## What you are asked to do
Set out each line from the following listing that includes the word "File".

## Extracted data
-- START --
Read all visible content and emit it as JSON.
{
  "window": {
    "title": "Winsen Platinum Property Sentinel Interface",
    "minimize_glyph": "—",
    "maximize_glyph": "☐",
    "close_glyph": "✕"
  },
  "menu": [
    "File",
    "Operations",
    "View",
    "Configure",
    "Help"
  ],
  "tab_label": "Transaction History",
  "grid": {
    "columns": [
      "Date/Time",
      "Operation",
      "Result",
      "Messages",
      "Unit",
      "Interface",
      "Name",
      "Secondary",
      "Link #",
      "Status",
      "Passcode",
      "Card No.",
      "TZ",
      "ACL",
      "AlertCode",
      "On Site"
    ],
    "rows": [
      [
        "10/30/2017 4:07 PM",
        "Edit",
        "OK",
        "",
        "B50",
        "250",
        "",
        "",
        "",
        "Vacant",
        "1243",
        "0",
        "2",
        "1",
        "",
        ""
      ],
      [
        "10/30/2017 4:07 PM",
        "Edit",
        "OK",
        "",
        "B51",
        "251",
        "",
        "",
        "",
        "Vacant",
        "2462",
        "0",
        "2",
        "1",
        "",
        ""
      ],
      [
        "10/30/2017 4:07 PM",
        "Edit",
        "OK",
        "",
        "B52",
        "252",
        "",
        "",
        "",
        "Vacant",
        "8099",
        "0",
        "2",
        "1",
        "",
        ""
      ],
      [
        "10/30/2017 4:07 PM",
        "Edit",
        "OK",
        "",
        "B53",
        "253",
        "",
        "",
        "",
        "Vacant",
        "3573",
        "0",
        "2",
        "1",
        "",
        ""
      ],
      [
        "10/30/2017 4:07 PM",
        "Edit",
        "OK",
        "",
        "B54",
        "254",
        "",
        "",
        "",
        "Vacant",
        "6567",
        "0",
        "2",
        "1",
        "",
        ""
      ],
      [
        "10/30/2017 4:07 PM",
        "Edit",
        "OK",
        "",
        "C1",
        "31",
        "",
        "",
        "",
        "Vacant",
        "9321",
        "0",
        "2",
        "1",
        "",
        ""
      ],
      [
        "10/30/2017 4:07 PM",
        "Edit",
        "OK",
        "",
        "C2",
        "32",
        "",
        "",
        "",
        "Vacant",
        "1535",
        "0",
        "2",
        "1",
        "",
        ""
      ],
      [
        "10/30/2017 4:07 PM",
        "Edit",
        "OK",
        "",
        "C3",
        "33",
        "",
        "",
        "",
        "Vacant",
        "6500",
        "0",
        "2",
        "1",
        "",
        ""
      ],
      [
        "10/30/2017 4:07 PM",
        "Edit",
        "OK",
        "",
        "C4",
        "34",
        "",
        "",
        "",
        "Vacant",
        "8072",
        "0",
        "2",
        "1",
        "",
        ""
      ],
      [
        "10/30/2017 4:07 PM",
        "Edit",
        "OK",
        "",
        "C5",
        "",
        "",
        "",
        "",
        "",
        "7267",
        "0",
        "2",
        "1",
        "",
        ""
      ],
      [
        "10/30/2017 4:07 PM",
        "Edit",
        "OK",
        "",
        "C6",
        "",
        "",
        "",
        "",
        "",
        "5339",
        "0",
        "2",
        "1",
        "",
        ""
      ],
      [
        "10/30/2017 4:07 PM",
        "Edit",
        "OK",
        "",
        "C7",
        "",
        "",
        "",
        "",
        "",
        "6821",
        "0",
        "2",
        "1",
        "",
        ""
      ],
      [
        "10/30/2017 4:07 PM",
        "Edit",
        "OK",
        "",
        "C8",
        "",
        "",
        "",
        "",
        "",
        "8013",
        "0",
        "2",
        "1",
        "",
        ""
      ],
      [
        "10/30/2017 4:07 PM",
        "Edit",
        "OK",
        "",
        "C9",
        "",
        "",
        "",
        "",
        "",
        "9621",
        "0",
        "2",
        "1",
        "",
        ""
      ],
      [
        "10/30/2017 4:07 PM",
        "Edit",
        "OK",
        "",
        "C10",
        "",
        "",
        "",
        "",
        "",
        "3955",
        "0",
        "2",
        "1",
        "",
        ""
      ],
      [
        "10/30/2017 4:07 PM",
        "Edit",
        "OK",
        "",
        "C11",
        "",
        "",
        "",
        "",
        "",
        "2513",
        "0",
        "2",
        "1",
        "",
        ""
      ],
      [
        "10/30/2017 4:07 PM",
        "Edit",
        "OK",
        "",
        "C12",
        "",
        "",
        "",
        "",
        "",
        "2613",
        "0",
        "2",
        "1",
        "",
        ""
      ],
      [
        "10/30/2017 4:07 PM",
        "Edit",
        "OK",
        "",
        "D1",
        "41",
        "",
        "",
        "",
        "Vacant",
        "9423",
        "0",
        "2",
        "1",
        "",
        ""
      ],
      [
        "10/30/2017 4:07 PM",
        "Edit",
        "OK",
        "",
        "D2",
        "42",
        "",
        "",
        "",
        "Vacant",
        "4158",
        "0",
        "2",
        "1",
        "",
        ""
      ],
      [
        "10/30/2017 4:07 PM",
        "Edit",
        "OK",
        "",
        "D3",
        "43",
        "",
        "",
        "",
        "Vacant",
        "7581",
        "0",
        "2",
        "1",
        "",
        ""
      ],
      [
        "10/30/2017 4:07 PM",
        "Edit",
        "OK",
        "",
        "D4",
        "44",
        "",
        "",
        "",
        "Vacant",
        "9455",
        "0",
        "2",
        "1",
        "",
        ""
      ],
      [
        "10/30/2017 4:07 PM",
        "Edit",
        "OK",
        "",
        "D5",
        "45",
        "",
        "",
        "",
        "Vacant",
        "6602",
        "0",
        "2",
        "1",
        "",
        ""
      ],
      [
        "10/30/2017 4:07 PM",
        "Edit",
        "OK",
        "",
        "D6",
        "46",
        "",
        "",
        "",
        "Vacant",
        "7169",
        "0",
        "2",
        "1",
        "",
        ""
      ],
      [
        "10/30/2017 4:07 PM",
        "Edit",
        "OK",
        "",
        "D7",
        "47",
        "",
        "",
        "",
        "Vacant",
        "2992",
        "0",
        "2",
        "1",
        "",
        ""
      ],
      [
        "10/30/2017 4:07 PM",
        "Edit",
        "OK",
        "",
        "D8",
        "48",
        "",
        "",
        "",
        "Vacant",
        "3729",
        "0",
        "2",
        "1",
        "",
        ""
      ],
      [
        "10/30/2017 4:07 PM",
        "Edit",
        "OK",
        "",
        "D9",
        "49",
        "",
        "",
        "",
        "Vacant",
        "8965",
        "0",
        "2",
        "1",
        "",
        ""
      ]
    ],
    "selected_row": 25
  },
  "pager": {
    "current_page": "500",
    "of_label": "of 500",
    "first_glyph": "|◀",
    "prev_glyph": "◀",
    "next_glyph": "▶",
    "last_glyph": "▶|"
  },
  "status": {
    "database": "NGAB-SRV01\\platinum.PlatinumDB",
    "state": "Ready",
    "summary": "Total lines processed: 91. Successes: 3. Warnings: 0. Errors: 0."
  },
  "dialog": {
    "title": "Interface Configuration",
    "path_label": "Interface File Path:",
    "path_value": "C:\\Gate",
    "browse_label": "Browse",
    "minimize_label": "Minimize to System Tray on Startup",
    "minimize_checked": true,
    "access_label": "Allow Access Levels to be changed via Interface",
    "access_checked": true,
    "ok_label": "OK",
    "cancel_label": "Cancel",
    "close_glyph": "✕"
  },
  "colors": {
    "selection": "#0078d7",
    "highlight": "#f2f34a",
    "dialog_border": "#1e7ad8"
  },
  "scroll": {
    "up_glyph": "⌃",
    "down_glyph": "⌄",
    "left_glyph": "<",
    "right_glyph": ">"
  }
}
-- END --
## Solution to this task
    "File",
    "path_label": "Interface File Path:",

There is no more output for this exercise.